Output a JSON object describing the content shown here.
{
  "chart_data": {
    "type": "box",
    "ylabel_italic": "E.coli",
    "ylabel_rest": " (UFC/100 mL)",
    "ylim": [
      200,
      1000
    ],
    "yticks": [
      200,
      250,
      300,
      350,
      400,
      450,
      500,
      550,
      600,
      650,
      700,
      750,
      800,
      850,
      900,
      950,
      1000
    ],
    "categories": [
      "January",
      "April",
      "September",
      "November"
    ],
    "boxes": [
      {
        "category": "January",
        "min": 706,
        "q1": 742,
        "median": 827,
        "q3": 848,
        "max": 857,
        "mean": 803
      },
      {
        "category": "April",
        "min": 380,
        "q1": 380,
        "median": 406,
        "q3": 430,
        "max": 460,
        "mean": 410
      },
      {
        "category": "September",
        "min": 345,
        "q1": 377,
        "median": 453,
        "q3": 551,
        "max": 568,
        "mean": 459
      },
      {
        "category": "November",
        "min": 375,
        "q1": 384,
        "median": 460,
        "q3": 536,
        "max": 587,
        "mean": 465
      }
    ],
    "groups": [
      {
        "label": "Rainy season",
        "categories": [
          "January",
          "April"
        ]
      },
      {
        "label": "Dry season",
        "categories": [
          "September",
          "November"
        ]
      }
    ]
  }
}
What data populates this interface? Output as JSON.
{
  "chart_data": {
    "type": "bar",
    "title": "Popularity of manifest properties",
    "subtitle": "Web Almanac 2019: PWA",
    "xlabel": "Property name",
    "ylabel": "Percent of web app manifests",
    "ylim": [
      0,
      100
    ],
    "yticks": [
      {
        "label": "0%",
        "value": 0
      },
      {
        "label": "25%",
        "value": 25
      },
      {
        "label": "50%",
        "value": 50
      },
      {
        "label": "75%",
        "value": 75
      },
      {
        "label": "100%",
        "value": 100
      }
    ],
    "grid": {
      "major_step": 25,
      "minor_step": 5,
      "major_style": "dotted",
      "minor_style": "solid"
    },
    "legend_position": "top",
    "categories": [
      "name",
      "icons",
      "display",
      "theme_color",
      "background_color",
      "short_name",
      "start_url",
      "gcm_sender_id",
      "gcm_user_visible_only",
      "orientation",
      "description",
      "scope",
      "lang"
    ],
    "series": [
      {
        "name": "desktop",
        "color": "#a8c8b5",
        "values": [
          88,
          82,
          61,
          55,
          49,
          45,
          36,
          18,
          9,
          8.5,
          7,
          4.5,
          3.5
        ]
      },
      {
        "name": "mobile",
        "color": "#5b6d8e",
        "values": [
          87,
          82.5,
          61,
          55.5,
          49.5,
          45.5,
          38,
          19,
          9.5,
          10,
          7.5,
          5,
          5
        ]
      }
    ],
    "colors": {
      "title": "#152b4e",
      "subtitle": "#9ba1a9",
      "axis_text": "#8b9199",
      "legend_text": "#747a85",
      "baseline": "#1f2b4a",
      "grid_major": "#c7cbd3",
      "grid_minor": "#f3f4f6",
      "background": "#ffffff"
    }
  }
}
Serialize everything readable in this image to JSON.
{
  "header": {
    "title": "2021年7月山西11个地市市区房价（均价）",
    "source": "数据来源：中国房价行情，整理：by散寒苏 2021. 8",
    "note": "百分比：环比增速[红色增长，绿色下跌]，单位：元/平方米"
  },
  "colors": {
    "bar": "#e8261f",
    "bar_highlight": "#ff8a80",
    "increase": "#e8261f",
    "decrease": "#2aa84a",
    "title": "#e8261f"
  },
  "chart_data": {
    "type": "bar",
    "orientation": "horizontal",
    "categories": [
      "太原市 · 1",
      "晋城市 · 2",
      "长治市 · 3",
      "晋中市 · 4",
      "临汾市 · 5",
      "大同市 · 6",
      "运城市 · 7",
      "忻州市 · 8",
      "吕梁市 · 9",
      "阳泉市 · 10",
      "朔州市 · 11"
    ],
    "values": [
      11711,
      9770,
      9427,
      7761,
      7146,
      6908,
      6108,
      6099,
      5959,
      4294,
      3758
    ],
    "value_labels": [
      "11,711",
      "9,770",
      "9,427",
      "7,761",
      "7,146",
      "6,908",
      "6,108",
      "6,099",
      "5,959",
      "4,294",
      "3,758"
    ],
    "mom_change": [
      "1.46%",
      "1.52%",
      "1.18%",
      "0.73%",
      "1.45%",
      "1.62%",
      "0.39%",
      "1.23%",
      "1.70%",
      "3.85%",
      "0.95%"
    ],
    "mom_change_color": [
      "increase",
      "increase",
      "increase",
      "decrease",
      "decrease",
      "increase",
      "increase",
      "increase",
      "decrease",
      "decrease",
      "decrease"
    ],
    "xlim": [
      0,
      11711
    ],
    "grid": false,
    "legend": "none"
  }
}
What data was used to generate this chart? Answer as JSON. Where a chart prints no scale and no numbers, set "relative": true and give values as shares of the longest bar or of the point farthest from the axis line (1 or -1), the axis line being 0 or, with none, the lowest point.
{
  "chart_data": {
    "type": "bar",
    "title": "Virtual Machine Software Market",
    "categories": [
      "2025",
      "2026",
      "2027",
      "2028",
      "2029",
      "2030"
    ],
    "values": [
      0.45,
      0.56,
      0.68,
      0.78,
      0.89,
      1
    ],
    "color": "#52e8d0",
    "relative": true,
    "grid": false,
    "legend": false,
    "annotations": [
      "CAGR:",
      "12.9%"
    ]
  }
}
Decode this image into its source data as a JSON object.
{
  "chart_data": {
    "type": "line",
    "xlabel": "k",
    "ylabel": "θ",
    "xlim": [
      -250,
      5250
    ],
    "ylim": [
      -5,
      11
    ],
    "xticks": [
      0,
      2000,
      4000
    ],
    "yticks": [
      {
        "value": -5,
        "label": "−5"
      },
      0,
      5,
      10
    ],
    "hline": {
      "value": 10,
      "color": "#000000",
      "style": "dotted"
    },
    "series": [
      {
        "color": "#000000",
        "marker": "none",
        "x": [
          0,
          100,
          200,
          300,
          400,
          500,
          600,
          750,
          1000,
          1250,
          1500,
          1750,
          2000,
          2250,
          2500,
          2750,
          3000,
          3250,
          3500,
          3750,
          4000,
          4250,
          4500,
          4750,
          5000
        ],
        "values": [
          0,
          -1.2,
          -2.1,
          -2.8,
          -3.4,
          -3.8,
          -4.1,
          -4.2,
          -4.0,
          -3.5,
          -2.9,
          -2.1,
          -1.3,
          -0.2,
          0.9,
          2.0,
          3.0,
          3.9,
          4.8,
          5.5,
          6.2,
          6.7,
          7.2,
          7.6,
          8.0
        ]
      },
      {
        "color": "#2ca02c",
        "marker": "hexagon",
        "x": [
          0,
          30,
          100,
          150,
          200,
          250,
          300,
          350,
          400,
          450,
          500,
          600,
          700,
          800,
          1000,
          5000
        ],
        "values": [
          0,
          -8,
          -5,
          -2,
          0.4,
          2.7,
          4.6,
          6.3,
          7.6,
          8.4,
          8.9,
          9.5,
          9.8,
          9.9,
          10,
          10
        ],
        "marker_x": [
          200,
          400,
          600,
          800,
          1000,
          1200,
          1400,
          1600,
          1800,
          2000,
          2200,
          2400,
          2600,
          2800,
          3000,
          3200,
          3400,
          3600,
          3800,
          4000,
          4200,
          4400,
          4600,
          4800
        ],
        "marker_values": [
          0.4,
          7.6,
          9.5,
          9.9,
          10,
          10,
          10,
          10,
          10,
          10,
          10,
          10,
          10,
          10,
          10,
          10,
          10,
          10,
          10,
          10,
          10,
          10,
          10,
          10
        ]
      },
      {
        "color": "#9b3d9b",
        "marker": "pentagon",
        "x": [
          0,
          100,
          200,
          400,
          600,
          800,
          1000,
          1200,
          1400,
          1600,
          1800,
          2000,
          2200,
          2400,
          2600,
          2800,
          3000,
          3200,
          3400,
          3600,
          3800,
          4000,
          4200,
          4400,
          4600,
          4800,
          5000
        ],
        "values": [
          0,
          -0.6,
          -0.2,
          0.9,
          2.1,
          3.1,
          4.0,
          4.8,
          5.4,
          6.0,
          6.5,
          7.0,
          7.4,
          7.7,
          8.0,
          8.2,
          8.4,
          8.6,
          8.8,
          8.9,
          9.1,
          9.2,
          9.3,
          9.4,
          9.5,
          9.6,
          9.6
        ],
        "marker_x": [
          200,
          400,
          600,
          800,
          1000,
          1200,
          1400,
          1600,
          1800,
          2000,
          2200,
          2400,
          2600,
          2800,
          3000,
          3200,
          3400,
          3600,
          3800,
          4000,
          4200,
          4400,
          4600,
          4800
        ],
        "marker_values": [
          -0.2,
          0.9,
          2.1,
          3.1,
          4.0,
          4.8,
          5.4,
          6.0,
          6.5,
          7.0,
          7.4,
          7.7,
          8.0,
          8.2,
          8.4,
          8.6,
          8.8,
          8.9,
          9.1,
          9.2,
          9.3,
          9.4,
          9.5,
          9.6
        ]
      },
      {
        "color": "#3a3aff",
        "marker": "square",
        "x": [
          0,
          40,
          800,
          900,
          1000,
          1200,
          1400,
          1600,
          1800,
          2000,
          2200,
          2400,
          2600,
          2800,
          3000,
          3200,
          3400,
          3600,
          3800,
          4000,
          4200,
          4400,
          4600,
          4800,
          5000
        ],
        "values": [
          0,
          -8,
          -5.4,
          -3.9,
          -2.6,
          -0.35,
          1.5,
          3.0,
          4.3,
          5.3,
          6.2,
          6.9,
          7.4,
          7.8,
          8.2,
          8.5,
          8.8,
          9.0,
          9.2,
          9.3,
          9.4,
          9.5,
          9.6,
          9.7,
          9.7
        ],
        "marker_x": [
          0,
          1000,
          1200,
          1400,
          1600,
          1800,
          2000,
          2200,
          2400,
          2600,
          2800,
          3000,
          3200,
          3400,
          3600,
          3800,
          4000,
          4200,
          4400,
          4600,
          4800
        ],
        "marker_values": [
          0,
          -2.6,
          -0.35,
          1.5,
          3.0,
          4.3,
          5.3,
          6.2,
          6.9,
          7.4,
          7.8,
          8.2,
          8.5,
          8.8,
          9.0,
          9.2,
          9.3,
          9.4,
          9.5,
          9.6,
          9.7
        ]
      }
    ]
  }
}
====
Looking at the data above, show all lines where the word "What" occurs.

**The completed task**.
What data populates this interface? Output as JSON.
What data was used to generate this chart? Answer as JSON. Where a chart prints no scale and no numbers, set "relative": true and give values as shares of the longest bar or of the point farthest from the axis line (1 or -1), the axis line being 0 or, with none, the lowest point.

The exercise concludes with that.